## Your instructions
Reproduce the listing exactly and skip over any pictures.

----- Extracted data -----

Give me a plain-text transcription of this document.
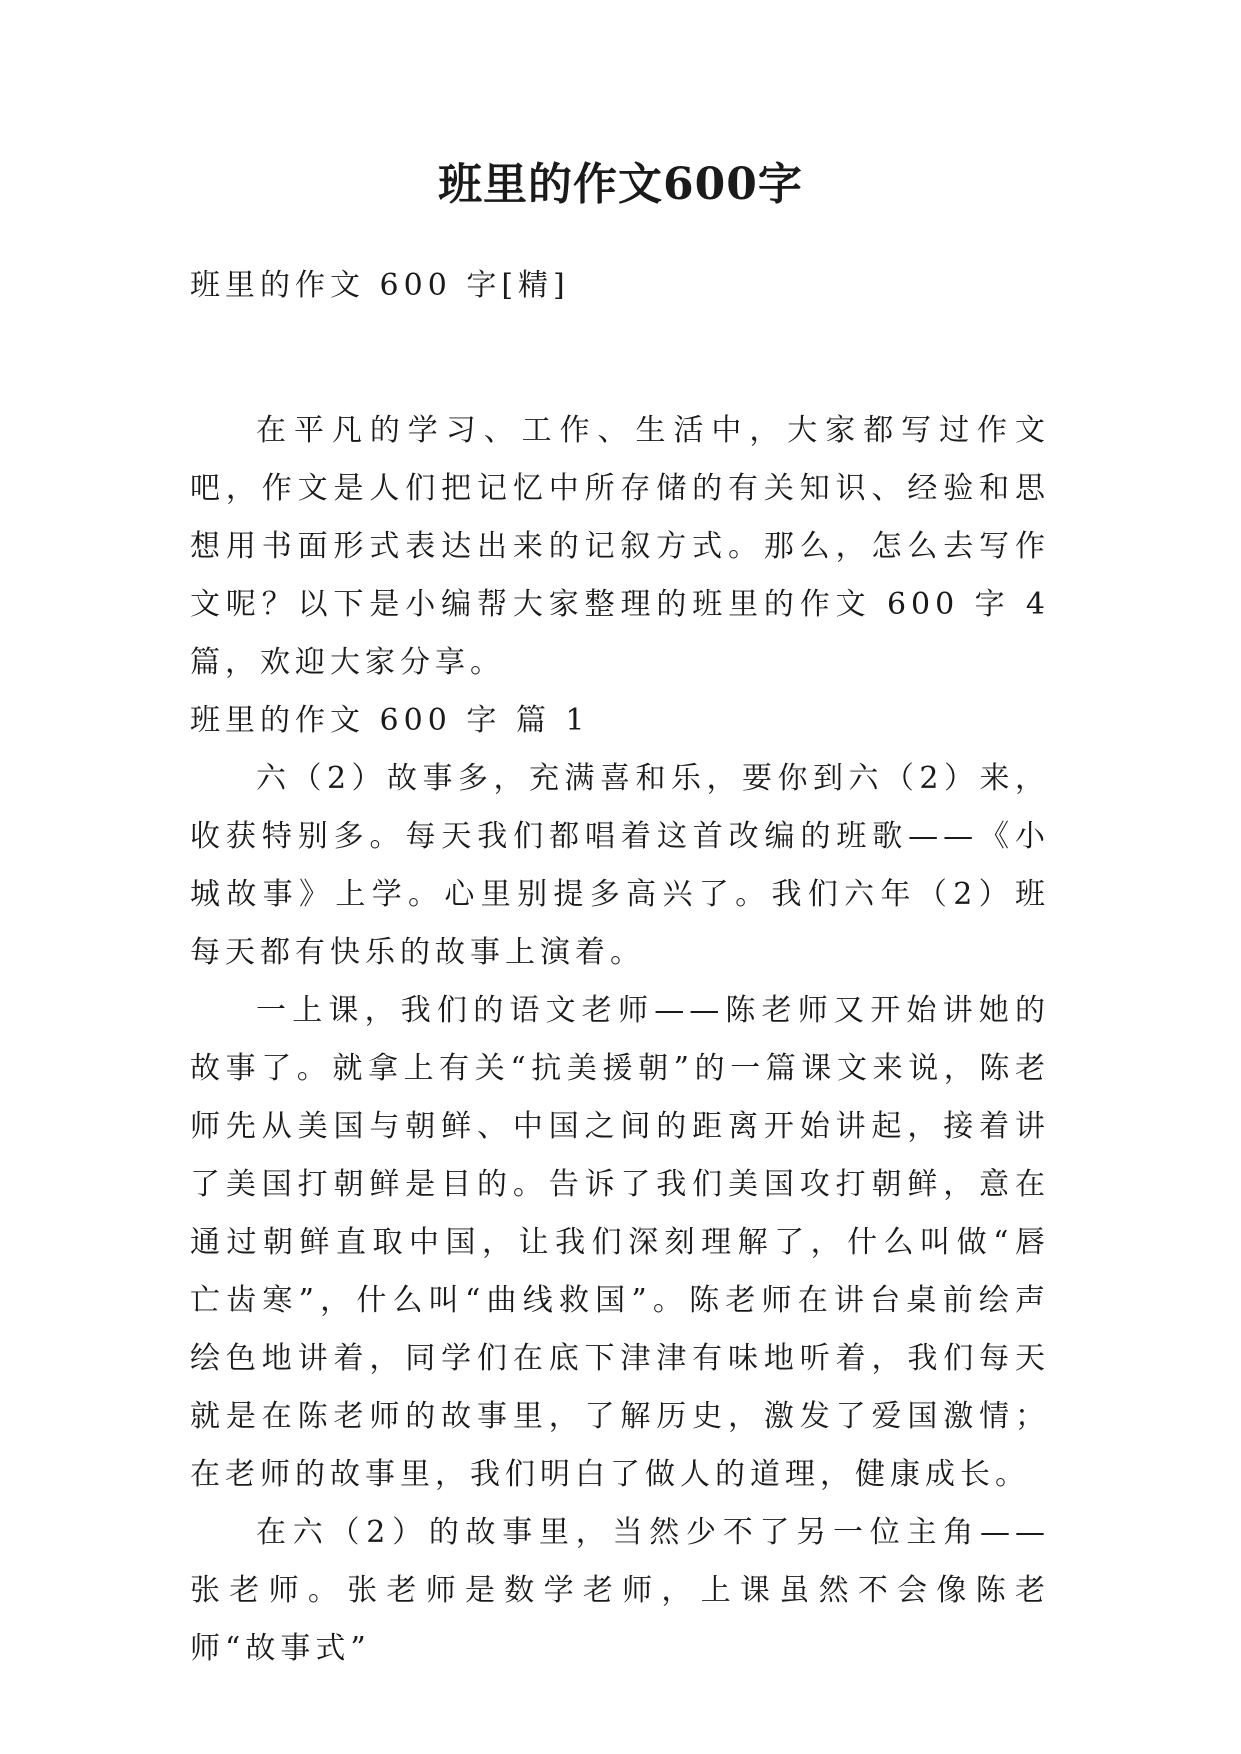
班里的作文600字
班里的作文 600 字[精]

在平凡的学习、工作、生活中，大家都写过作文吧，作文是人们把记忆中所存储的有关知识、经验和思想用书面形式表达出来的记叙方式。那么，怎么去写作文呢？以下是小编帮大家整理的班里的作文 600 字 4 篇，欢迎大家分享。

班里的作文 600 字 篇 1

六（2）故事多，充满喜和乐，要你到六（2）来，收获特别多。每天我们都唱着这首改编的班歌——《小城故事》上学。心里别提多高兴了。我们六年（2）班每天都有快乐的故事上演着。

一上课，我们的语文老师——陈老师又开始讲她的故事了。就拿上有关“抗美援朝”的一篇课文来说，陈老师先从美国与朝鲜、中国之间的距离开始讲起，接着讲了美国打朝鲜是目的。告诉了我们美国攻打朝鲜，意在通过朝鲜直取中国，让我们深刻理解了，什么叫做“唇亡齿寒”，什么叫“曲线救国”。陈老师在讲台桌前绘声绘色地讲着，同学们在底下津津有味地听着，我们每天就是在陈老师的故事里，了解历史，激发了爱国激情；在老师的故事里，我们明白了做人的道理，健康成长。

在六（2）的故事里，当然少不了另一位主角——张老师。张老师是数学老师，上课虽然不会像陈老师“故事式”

-----

## Output for this task
Give me a plain-text transcription of this document.
班里的作文600字
班里的作文 600 字[精]

在平凡的学习、工作、生活中，大家都写过作文吧，作文是人们把记忆中所存储的有关知识、经验和思想用书面形式表达出来的记叙方式。那么，怎么去写作文呢？以下是小编帮大家整理的班里的作文 600 字 4 篇，欢迎大家分享。

班里的作文 600 字 篇 1

六（2）故事多，充满喜和乐，要你到六（2）来，收获特别多。每天我们都唱着这首改编的班歌——《小城故事》上学。心里别提多高兴了。我们六年（2）班每天都有快乐的故事上演着。

一上课，我们的语文老师——陈老师又开始讲她的故事了。就拿上有关“抗美援朝”的一篇课文来说，陈老师先从美国与朝鲜、中国之间的距离开始讲起，接着讲了美国打朝鲜是目的。告诉了我们美国攻打朝鲜，意在通过朝鲜直取中国，让我们深刻理解了，什么叫做“唇亡齿寒”，什么叫“曲线救国”。陈老师在讲台桌前绘声绘色地讲着，同学们在底下津津有味地听着，我们每天就是在陈老师的故事里，了解历史，激发了爱国激情；在老师的故事里，我们明白了做人的道理，健康成长。

在六（2）的故事里，当然少不了另一位主角——张老师。张老师是数学老师，上课虽然不会像陈老师“故事式”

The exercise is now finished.